Write out the rows word for word, starting with the first one and stopping after the line that contains "671, 865, 674]".

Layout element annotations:
----

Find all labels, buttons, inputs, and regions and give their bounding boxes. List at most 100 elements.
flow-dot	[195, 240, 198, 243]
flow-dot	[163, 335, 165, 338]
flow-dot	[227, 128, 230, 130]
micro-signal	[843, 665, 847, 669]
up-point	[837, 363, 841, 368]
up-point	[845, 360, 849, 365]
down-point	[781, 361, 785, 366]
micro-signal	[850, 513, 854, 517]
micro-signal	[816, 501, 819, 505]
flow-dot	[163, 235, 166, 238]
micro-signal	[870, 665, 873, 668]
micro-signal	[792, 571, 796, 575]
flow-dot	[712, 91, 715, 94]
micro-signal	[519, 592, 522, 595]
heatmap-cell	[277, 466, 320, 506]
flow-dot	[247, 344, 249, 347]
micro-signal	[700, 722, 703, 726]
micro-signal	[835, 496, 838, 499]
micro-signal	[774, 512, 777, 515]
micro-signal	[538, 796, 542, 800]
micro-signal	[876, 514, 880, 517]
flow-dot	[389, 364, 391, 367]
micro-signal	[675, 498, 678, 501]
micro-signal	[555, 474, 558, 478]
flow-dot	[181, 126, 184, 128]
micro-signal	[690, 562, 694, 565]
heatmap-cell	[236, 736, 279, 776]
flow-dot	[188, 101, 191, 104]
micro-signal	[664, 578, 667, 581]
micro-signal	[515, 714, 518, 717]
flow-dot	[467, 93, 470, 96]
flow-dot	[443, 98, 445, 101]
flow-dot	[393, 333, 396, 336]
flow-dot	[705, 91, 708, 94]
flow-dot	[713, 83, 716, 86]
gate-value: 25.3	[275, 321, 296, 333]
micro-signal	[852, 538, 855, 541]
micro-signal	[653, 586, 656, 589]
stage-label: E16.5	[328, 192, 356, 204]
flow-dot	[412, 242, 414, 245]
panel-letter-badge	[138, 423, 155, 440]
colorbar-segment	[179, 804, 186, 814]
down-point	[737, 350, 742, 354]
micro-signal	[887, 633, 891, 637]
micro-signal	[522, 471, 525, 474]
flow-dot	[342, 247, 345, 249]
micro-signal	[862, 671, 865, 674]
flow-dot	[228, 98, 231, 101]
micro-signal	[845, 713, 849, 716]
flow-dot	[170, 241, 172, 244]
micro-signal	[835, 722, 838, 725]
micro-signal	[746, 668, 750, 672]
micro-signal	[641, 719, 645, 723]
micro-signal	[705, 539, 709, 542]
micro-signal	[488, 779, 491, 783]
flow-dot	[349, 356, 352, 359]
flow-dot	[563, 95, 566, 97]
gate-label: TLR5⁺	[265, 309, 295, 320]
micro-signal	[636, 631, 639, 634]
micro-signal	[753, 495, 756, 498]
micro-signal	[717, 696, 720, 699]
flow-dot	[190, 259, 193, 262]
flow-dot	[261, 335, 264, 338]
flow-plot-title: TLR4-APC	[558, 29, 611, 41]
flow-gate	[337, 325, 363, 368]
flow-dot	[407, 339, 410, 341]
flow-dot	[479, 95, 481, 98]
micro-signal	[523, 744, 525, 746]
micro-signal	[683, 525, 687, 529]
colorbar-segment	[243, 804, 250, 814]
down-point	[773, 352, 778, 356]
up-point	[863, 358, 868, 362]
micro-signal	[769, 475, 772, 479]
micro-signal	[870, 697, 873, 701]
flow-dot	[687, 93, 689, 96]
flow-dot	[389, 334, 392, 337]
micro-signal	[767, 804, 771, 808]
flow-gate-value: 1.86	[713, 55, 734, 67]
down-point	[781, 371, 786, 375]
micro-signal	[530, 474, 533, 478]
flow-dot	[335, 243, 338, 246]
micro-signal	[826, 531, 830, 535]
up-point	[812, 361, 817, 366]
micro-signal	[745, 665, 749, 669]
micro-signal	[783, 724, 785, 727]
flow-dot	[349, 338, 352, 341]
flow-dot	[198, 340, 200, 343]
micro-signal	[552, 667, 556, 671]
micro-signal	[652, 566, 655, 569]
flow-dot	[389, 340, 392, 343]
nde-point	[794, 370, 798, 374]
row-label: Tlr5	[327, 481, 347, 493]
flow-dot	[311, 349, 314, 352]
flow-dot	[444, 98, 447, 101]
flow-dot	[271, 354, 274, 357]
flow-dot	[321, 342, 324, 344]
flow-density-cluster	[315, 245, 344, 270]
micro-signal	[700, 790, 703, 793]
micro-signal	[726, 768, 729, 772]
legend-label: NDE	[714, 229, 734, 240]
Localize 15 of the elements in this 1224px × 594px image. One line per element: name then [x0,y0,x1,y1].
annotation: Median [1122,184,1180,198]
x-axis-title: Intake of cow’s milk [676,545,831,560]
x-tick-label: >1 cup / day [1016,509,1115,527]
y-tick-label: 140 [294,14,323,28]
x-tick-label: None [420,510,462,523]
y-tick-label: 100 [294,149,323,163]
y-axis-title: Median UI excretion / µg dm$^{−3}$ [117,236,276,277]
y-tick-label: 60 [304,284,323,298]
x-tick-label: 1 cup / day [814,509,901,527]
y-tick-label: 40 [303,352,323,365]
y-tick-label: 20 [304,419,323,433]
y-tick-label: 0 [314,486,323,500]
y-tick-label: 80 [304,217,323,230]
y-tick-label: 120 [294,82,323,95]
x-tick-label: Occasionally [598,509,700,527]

----

WRITTEN ANSWER ::
Find all labels, buttons, inputs, and regions and give their bounding boxes. List at most 100 elements.
flow-dot	[195, 240, 198, 243]
flow-dot	[163, 335, 165, 338]
flow-dot	[227, 128, 230, 130]
micro-signal	[843, 665, 847, 669]
up-point	[837, 363, 841, 368]
up-point	[845, 360, 849, 365]
down-point	[781, 361, 785, 366]
micro-signal	[850, 513, 854, 517]
micro-signal	[816, 501, 819, 505]
flow-dot	[163, 235, 166, 238]
micro-signal	[870, 665, 873, 668]
micro-signal	[792, 571, 796, 575]
flow-dot	[712, 91, 715, 94]
micro-signal	[519, 592, 522, 595]
heatmap-cell	[277, 466, 320, 506]
flow-dot	[247, 344, 249, 347]
micro-signal	[700, 722, 703, 726]
micro-signal	[835, 496, 838, 499]
micro-signal	[774, 512, 777, 515]
micro-signal	[538, 796, 542, 800]
micro-signal	[876, 514, 880, 517]
flow-dot	[389, 364, 391, 367]
micro-signal	[675, 498, 678, 501]
micro-signal	[555, 474, 558, 478]
flow-dot	[181, 126, 184, 128]
micro-signal	[690, 562, 694, 565]
heatmap-cell	[236, 736, 279, 776]
flow-dot	[188, 101, 191, 104]
micro-signal	[664, 578, 667, 581]
micro-signal	[515, 714, 518, 717]
flow-dot	[467, 93, 470, 96]
flow-dot	[443, 98, 445, 101]
flow-dot	[393, 333, 396, 336]
flow-dot	[705, 91, 708, 94]
flow-dot	[713, 83, 716, 86]
gate-value: 25.3	[275, 321, 296, 333]
micro-signal	[852, 538, 855, 541]
micro-signal	[653, 586, 656, 589]
stage-label: E16.5	[328, 192, 356, 204]
flow-dot	[412, 242, 414, 245]
panel-letter-badge	[138, 423, 155, 440]
colorbar-segment	[179, 804, 186, 814]
down-point	[737, 350, 742, 354]
micro-signal	[887, 633, 891, 637]
micro-signal	[522, 471, 525, 474]
flow-dot	[342, 247, 345, 249]
micro-signal	[862, 671, 865, 674]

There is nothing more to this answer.